**Written task**
Identify the lines containing the word "resolutie". Copy each one.

---------------

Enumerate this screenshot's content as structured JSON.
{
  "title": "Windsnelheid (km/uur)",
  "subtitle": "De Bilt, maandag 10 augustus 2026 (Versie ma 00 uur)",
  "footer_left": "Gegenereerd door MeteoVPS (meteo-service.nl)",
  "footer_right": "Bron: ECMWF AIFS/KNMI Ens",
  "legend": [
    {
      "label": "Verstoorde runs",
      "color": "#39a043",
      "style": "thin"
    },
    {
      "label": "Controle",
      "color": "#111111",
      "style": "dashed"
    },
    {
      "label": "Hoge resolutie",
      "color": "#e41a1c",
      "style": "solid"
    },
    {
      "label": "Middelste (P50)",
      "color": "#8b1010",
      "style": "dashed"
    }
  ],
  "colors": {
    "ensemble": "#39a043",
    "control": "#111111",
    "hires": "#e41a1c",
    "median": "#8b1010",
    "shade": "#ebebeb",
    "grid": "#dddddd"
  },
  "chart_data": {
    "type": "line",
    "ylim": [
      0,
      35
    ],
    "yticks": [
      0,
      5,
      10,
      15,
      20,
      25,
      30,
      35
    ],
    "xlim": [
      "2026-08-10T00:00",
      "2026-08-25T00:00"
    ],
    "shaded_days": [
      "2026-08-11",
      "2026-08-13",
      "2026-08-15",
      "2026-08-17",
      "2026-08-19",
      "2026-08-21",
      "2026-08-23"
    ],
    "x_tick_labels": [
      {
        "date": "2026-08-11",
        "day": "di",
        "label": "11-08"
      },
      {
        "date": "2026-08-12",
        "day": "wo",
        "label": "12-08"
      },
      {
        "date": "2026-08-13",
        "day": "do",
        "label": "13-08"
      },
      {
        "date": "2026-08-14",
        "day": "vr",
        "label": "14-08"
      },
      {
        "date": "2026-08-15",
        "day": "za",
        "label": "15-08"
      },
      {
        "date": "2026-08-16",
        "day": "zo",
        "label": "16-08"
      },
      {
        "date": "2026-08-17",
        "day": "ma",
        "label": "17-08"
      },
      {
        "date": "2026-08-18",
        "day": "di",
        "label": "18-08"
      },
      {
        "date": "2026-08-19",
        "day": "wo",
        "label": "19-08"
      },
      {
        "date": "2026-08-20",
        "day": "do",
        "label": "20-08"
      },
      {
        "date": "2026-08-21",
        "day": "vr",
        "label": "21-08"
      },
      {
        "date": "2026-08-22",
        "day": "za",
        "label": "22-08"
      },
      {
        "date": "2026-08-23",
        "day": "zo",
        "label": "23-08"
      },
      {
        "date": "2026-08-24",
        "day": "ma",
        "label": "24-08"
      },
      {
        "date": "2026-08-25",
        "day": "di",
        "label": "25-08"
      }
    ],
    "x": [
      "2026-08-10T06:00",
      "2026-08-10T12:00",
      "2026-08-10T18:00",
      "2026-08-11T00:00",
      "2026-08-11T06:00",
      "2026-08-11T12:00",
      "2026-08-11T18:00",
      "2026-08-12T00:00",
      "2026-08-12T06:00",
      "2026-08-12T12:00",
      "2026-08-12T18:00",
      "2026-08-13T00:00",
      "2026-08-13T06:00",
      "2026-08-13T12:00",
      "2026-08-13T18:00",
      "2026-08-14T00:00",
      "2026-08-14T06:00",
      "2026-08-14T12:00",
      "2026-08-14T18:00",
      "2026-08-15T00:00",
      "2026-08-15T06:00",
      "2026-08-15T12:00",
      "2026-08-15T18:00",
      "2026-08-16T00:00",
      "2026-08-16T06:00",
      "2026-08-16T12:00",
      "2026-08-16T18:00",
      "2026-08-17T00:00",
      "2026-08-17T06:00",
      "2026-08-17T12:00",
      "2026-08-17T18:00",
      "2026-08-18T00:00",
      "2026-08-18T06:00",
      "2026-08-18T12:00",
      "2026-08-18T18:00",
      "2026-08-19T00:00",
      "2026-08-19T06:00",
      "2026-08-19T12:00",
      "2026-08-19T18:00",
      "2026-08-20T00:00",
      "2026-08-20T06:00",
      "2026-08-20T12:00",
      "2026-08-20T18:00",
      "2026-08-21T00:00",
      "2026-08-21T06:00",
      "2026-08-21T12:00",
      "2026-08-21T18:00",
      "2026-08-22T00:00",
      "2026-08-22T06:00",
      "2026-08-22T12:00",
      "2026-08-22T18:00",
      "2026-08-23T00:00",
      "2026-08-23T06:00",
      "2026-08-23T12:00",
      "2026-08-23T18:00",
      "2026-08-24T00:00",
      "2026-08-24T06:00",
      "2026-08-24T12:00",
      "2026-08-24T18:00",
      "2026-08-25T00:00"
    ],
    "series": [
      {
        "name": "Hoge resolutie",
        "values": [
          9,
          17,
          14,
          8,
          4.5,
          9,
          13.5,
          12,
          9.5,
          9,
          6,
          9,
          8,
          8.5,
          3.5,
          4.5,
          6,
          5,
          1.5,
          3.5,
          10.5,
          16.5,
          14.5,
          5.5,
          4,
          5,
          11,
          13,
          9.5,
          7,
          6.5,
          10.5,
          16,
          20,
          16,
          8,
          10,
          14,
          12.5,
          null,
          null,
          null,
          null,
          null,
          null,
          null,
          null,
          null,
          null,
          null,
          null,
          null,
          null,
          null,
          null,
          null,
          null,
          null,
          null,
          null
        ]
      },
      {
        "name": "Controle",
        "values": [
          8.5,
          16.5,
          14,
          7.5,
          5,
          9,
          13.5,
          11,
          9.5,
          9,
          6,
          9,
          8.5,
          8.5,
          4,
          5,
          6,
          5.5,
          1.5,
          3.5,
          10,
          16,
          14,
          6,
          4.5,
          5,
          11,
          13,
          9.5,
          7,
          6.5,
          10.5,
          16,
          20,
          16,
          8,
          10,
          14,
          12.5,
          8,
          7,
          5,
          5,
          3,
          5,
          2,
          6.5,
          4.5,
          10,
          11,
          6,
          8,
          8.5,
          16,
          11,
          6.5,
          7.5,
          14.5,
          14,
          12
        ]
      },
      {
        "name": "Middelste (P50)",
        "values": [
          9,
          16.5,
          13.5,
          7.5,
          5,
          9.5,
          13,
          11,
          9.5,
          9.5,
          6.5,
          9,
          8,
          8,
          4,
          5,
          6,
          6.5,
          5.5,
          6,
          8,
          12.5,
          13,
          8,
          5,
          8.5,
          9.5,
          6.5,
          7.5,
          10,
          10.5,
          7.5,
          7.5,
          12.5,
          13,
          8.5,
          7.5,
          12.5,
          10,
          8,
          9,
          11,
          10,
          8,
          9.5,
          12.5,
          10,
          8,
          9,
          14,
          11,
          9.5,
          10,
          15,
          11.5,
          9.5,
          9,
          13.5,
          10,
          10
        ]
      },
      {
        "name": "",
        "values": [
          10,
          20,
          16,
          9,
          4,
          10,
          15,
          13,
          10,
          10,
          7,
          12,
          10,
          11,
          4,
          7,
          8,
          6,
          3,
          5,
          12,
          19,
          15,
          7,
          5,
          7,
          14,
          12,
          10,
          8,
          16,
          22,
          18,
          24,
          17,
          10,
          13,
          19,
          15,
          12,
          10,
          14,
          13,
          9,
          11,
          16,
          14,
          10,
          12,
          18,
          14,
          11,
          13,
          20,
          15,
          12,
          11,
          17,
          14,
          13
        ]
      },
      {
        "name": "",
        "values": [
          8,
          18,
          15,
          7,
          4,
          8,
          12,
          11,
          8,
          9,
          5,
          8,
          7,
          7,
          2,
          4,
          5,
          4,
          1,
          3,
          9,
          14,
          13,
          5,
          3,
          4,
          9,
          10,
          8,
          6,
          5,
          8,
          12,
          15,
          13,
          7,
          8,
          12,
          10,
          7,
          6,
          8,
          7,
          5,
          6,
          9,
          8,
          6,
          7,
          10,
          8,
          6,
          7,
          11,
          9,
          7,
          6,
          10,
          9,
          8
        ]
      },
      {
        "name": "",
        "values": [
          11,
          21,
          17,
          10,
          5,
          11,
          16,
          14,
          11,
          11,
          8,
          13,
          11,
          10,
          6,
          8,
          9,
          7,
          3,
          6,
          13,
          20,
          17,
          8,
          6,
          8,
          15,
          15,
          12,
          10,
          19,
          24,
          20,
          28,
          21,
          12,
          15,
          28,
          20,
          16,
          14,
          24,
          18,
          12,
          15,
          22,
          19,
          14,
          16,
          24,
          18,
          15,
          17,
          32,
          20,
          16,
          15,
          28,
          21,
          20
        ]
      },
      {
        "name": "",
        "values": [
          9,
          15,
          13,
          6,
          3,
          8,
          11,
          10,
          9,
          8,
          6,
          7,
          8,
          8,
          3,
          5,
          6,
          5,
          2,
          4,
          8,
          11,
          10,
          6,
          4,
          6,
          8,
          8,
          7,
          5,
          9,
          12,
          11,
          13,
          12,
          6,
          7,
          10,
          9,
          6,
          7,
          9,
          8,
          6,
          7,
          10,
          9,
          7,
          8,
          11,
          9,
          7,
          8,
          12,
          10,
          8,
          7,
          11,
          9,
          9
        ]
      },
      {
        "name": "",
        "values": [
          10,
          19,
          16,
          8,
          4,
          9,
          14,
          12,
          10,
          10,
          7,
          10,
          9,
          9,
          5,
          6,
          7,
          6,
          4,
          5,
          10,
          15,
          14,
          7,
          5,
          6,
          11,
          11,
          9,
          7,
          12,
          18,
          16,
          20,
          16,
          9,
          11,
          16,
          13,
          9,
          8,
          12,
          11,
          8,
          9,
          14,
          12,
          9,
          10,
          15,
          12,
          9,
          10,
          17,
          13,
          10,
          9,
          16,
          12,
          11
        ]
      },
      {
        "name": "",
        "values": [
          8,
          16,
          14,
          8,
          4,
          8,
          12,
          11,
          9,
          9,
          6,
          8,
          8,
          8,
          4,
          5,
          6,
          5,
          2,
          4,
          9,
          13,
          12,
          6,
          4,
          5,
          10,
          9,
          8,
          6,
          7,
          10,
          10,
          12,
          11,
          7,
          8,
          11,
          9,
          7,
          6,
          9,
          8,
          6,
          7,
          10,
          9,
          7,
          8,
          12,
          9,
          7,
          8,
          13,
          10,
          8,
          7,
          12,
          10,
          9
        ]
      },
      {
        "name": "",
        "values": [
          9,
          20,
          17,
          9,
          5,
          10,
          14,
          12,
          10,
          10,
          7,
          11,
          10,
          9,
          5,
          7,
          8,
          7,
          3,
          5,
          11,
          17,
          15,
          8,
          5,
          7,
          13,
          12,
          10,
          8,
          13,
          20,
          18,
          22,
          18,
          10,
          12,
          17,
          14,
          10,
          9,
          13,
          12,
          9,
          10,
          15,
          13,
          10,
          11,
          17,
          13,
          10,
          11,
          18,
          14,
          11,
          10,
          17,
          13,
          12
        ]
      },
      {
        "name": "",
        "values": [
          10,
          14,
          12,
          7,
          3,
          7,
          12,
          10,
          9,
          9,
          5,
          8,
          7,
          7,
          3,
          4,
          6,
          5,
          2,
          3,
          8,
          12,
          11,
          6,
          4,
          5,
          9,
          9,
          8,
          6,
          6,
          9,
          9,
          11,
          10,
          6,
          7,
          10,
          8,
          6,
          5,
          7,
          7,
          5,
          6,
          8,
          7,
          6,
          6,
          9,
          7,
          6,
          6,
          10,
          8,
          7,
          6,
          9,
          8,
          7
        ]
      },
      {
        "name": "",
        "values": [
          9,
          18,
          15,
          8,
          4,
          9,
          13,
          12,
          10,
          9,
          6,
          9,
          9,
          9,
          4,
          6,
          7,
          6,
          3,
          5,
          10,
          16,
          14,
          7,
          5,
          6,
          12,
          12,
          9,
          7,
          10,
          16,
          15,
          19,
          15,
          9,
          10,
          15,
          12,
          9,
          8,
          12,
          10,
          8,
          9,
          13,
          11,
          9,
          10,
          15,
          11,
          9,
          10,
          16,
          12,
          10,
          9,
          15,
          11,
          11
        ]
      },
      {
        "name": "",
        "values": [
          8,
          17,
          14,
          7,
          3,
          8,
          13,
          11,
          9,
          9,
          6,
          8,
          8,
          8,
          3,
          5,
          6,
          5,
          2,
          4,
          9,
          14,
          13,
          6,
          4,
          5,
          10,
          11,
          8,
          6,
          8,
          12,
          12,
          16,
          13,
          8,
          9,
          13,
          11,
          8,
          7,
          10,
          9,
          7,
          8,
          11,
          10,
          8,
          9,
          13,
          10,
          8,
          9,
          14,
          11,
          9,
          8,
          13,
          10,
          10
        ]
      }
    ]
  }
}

---------------

**Answer**
      "label": "Hoge resolutie",
        "name": "Hoge resolutie",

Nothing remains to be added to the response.